**Texte fourni:**
------------------------------

In [2]:
import pandas as pd
import re
import nltk
from nltk.tokenize import word_tokenize
from nltk.corpus import stopwords
from nltk.stem import PorterStemmer, WordNetLemmatizer

path = "./archive/medium_articles.csv"

df = pd.read_csv(path, delimiter=",", quotechar='"')

# Télécharger les ressources nécessaires
nltk.download('punkt')  # Pour la tokenisation (word_tokenize)
nltk.download('stopwords')  # Pour les stopwords
nltk.download('wordnet')  # Pour la lemmatisation (WordNetLemmatizer)
nltk.download('averaged_perceptron_tagger')  # Optionnel, pour la lemmatisation avancée

nltk.data.path.append('C:/Users/scien/AppData/Roaming/nltk_data')

# Initialisation des outils de NLP
stop_words = set(stopwords.words('english'))
stemmer = PorterStemmer()
lemmatizer = WordNetLemmatizer()

def preprocess_text(text):
    if isinstance(text, str):  # Vérifie que la valeur est bien une chaîne de caractères
        # 1️⃣ Suppression de la ponctuation et des balises HTML
        text = re.sub(r'<.*?>', '', text)  # Enlever les balises HTML
        text = re.sub(r'[^a-zA-Z\s]', '', text)  # Garde uniquement les lettres et espaces

        # 2️⃣ Mise en minuscules
        text = text.lower()

        # 3️⃣ Tokenization
        tokens = word_tokenize(text)

        # 4️⃣ Suppression des stopwords
        tokens = [word for word in tokens if word not in stop_words]

        # 5️⃣ Stemming
        #tokens = [stemmer.stem(word) for word in tokens]

        # 6️⃣ Lemmatisation
        tokens = [lemmatizer.lemmatize(word) for word in tokens]

        return ' '.join(tokens)  # Reconstruction du texte
    return text  # Retourne tel quel si ce n'est pas une string

# Appliquer le prétraitement sur la colonne "text"

------------------------------

(Listes de zones et d'étiquettes)
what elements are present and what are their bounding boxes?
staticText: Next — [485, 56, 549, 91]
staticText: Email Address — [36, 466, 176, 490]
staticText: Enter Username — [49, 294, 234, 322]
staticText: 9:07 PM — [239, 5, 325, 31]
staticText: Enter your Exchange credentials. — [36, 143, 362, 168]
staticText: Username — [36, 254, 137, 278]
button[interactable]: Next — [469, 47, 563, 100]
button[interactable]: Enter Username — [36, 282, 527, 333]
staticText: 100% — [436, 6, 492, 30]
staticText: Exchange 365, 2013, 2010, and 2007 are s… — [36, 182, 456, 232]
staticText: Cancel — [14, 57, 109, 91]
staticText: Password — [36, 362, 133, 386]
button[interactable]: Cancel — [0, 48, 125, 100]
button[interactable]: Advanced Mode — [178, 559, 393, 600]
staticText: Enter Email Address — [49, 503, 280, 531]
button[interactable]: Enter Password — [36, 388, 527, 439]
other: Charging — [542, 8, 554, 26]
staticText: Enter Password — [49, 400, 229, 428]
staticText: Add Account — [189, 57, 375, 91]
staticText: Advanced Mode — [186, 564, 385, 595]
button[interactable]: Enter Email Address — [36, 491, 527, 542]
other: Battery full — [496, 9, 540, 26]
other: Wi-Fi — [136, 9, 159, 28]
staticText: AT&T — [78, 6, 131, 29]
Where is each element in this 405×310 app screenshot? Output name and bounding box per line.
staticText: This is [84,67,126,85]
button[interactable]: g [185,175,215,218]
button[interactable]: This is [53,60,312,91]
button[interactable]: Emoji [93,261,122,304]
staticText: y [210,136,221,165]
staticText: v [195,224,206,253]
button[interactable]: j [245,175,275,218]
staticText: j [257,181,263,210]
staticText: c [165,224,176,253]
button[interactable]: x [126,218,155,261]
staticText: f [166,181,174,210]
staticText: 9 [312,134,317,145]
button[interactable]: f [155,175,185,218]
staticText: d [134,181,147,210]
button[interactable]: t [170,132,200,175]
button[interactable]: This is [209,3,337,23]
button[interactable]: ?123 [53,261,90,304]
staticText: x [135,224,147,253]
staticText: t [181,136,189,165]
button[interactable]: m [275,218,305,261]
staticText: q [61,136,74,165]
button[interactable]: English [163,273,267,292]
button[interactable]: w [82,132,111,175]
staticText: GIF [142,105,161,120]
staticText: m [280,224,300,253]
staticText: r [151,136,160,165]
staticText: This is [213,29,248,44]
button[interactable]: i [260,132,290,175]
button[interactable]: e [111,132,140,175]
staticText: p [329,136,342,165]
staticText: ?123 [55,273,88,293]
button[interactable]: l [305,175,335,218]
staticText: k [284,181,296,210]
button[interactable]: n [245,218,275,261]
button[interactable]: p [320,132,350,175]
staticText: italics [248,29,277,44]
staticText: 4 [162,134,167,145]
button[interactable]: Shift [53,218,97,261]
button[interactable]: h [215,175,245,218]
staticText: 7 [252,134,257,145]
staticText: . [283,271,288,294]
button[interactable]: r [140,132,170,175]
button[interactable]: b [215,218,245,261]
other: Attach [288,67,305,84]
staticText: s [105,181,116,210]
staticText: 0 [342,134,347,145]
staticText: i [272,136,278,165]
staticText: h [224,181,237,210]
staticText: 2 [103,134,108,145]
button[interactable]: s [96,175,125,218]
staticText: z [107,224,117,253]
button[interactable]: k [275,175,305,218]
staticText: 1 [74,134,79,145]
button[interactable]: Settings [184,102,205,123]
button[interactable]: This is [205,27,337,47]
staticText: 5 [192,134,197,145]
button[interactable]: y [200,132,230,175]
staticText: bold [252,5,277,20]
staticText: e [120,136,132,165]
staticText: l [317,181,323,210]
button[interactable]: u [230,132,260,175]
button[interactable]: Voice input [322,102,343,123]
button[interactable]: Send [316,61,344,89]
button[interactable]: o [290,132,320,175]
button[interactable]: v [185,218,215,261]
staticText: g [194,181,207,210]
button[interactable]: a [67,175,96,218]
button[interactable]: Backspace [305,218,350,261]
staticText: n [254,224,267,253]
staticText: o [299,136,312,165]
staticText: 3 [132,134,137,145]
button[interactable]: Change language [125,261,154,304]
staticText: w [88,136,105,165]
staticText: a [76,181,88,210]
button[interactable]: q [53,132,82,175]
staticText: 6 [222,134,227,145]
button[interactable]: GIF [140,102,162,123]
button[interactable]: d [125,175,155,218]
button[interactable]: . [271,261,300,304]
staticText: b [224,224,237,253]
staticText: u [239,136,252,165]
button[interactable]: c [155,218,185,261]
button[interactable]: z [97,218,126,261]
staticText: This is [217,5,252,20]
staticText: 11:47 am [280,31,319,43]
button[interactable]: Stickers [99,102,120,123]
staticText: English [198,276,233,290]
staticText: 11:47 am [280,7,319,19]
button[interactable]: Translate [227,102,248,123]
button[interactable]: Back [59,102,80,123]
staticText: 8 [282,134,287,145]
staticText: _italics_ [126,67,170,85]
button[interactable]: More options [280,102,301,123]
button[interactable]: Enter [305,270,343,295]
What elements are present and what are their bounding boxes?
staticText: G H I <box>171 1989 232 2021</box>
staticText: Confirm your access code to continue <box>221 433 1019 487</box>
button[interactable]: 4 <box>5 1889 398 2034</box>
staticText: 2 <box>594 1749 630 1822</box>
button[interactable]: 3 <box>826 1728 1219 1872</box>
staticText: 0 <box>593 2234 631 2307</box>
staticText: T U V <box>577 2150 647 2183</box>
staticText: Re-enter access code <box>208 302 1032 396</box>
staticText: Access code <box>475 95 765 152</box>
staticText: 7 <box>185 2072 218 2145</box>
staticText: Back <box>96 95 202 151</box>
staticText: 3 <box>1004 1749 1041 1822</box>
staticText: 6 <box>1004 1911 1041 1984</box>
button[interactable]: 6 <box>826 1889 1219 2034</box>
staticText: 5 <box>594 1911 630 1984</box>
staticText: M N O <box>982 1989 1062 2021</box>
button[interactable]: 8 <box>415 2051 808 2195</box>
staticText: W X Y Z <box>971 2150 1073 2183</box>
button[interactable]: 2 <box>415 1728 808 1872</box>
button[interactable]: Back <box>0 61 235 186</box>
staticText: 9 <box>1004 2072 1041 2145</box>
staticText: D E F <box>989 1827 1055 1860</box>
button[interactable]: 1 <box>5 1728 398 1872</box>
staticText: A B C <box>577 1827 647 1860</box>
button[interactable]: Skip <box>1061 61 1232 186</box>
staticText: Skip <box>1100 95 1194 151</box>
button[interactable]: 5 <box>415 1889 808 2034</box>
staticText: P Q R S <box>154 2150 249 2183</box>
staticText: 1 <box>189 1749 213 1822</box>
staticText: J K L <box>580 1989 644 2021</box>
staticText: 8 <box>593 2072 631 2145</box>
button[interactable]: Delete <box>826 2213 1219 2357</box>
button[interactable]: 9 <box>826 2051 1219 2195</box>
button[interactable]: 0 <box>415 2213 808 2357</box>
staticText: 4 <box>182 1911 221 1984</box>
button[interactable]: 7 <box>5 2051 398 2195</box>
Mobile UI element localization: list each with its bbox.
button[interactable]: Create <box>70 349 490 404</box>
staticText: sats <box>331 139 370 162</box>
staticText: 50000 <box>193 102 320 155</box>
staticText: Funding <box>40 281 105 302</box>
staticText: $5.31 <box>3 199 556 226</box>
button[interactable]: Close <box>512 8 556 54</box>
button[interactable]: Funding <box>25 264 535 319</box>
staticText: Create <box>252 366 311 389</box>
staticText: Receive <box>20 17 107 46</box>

------------------------------

**Consigne 1:**
Répondez à ces questions sur le code de prétraitement :
(a) Quel fichier CSV est chargé ?
(b) Dans quelle langue sont les mots vides utilisés ?
(c) Que renvoie la fonction quand la valeur reçue n'est pas une chaîne ?
**Consigne 2:**
Recopiez à l'identique les lignes de la liste, depuis son début jusqu'à la ligne contenant "staticText: Enter Email", incluse.
Cette liste n'a aucun rapport avec le code de prétraitement.

**Résultat final 1:**
(a) Le fichier "./archive/medium_articles.csv".
(b) En anglais ('english').
(c) Elle renvoie la valeur telle quelle.

**Résultat final 2:**
what elements are present and what are their bounding boxes?
staticText: Next — [485, 56, 549, 91]
staticText: Email Address — [36, 466, 176, 490]
staticText: Enter Username — [49, 294, 234, 322]
staticText: 9:07 PM — [239, 5, 325, 31]
staticText: Enter your Exchange credentials. — [36, 143, 362, 168]
staticText: Username — [36, 254, 137, 278]
button[interactable]: Next — [469, 47, 563, 100]
button[interactable]: Enter Username — [36, 282, 527, 333]
staticText: 100% — [436, 6, 492, 30]
staticText: Exchange 365, 2013, 2010, and 2007 are s… — [36, 182, 456, 232]
staticText: Cancel — [14, 57, 109, 91]
staticText: Password — [36, 362, 133, 386]
button[interactable]: Cancel — [0, 48, 125, 100]
button[interactable]: Advanced Mode — [178, 559, 393, 600]
staticText: Enter Email Address — [49, 503, 280, 531]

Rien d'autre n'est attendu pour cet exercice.